MATERIALS PROVIDED:
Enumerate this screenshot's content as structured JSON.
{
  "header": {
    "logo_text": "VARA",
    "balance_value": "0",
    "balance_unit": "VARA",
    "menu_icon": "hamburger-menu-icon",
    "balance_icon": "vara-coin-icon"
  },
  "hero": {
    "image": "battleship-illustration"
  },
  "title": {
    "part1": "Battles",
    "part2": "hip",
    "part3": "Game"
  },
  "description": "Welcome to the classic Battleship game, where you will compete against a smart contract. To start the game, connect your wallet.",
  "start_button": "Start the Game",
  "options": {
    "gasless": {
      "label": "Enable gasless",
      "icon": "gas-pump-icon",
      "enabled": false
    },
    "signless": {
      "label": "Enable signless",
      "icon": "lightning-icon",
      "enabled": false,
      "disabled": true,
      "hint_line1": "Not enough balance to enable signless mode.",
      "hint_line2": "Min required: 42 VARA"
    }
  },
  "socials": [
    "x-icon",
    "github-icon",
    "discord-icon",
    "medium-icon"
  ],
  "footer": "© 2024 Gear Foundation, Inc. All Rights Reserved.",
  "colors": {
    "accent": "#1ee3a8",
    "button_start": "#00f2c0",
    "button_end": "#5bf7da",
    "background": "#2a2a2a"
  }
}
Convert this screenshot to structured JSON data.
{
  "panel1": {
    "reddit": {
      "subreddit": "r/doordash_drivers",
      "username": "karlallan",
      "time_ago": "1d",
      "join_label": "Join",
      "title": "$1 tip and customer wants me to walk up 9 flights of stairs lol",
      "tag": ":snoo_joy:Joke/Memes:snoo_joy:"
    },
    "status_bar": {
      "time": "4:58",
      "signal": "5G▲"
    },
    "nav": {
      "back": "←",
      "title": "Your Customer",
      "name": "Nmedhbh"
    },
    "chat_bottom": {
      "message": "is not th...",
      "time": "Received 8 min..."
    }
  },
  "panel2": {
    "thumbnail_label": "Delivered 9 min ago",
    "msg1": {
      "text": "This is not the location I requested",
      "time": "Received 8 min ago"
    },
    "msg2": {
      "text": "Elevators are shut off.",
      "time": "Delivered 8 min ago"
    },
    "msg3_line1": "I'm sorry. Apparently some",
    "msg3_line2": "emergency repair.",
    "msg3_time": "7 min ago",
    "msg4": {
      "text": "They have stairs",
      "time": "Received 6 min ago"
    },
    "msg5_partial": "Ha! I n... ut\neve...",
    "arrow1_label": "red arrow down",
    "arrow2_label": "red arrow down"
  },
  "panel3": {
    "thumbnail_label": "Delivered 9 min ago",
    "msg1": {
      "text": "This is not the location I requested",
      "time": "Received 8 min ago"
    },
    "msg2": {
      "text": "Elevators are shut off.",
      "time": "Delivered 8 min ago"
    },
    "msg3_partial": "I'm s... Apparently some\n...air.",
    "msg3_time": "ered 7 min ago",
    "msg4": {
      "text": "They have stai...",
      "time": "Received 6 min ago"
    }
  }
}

DIRECTIVE:
Pick out each line containing the string "down" and copy it.

TASK RESPONSE:
    "arrow1_label": "red arrow down",
    "arrow2_label": "red arrow down"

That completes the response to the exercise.